▶ _Exercise requirements_
According to the code review notes below, which tool should be removed from the "tools" array for the hydra-head-operations workflow?

In `@catalog/skill-catalog.json`:
- Around line 137-140: The skill's "extensions" array only lists "cardano-relay"
and "cardano-block-producer" but the skill description says it covers "Cardano
or Apex Fusion workload metrics", so Apex Fusion installs will never match;
update the "extensions" array to include the Apex Fusion extension identifiers
used by that platform (e.g., add the Apex Fusion extension names matching your
registry) and also amend the original source manifest that generates
catalog/skill-catalog.json so the change persists when regenerating.

In `@catalog/skill-catalog.manifest.json`:
- Around line 252-257: The skill manifest grants an extra write capability;
remove "hydra.keys.generate" from the "tools" array in the skill manifest for
the hydra-head-operations workflow so it remains inspection-only (keep
"workloads.get", "workloads.metrics.get", "workloads.logs.get" as the allowed
tools, or replace "hydra.keys.generate" with a read-only equivalent like
"hydra.keys.get" if key visibility is required). Ensure the change is made in
the skill-catalog.manifest.json tools array where those tool names are listed.

In `@mcp-server/src/oci_client.rs`:
- Around line 24-29: The manifest fetch can follow cross-host redirects and
bypass the trusted-registry boundary; update the code so the reqwest::Client
used by fetch_manifest does not follow redirects (e.g., build a client with
reqwest::redirect::Policy::none() or otherwise enforce same-host redirects)
instead of the current Client built in fetch_artifact_json()/oci_client.rs;
specifically, when calling fetch_manifest(&client, &reference) ensure that
client is created with no-redirect policy (or create a dedicated no-redirect
client for fetch_manifest) so that is_trusted_reference() cannot be subverted
while keeping blob/digest verification via select_artifact_descriptor unchanged.

In `@mcp-server/src/tools/args.rs`:
- Around line 38-43: The helper function optional_string currently validates
that the string is non-empty after trimming but returns the original untrimmed
slice, causing downstream mismatches; update optional_string (the function
taking arguments: Option<&JsonObject>, name: &str) to return the trimmed value
instead of the original by applying trim() before converting to String (e.g.,
replace the final map(str::to_string) with a map that trims the &str and then
to_string()/to_owned()) so inputs like " hydra " become "hydra".

In `@mcp-server/src/tools/schema_validation.rs`:
- Around line 137-153: The current dereference_schema function only resolves a
single $ref hop; update dereference_schema to follow $ref chains transitively
(resolve A -> B -> ... until a non-$ref schema or missing definition) so
validate_property_value gets the final concrete schema; implement a loop that
checks for "$ref" on each resolved Value, looks up name via the same
strip_prefix logic against root_schema "definitions"/"$defs", and continues
resolving, while guarding against infinite cycles by tracking visited reference
names (or a max hop count) and returning the original schema if resolution fails
or a cycle is detected.

▶ _Material supplied_
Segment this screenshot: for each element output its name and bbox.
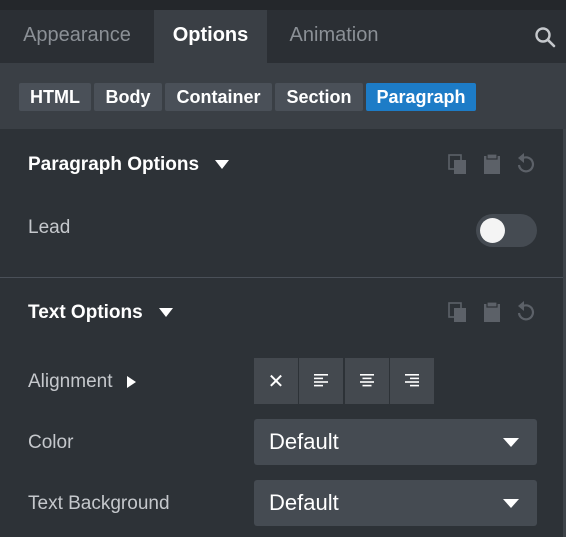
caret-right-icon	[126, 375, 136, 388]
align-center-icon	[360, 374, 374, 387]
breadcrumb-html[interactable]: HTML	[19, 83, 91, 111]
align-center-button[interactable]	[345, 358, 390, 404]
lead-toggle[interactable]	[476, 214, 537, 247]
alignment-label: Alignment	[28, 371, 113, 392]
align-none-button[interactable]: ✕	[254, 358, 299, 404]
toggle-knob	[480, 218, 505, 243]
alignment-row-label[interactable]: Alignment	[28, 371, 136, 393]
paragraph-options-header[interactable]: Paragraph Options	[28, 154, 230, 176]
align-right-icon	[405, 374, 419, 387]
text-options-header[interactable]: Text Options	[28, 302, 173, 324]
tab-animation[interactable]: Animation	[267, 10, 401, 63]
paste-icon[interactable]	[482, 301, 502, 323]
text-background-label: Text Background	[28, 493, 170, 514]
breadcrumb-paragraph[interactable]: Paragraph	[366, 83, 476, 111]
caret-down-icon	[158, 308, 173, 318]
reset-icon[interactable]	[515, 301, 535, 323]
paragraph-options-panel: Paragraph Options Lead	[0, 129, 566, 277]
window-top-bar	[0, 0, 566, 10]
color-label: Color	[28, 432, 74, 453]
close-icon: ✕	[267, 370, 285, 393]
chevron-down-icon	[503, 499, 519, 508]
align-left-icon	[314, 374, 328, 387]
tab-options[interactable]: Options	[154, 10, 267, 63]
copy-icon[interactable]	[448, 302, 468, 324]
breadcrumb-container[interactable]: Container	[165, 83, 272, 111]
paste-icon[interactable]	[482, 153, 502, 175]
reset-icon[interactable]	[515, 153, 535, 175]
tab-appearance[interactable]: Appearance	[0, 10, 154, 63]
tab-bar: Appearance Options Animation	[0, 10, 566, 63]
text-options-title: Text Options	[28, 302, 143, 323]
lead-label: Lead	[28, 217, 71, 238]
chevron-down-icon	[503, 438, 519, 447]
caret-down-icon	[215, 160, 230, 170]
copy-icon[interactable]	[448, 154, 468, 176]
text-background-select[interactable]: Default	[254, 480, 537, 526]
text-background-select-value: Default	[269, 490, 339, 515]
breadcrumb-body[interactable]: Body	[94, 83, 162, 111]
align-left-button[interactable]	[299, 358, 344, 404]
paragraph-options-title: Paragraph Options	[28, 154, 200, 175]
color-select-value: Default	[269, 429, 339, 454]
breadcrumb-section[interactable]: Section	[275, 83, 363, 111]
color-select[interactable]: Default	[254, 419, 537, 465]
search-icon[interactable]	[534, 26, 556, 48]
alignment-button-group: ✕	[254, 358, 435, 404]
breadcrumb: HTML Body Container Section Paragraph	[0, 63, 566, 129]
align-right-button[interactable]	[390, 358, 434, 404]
==
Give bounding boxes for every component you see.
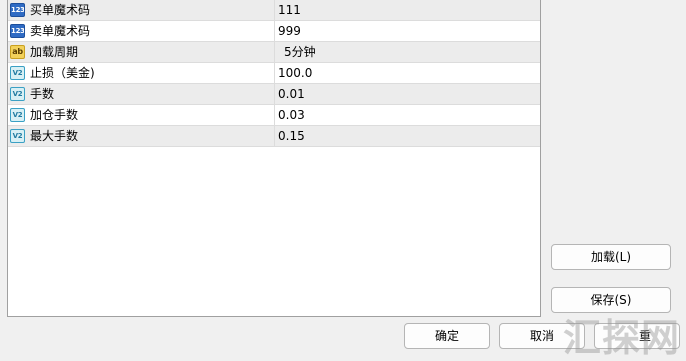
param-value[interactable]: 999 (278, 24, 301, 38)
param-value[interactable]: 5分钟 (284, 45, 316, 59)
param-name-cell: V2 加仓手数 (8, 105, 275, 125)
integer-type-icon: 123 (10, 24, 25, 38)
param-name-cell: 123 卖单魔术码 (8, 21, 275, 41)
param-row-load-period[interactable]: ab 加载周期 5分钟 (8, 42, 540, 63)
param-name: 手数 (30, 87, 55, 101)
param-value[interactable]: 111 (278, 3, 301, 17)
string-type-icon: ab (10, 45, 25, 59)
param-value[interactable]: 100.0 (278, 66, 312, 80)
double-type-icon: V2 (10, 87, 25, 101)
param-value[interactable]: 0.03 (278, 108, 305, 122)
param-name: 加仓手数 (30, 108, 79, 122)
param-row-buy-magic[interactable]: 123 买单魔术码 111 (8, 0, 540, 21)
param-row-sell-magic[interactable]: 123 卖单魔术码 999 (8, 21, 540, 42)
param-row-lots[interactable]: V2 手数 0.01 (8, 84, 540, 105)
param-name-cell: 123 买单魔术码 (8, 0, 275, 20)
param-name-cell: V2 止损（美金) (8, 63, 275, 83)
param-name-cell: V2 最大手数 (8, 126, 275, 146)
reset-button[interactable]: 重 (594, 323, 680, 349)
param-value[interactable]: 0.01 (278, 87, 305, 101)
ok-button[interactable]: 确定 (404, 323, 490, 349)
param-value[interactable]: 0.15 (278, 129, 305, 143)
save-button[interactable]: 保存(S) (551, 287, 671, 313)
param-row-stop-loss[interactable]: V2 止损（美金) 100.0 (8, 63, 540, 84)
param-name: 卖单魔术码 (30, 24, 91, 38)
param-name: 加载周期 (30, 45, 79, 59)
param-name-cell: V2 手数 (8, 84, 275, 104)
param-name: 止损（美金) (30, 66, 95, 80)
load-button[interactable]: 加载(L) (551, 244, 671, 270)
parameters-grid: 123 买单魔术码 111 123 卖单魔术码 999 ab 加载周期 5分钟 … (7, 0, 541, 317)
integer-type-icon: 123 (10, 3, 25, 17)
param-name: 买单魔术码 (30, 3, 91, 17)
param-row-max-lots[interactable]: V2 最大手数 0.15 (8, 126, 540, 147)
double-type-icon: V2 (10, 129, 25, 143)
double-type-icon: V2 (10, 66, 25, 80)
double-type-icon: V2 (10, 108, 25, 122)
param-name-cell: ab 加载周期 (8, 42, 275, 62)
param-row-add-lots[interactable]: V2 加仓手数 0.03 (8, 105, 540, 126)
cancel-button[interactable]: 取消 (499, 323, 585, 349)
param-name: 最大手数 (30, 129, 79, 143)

▶ _Complete response_
"hydra.keys.generate"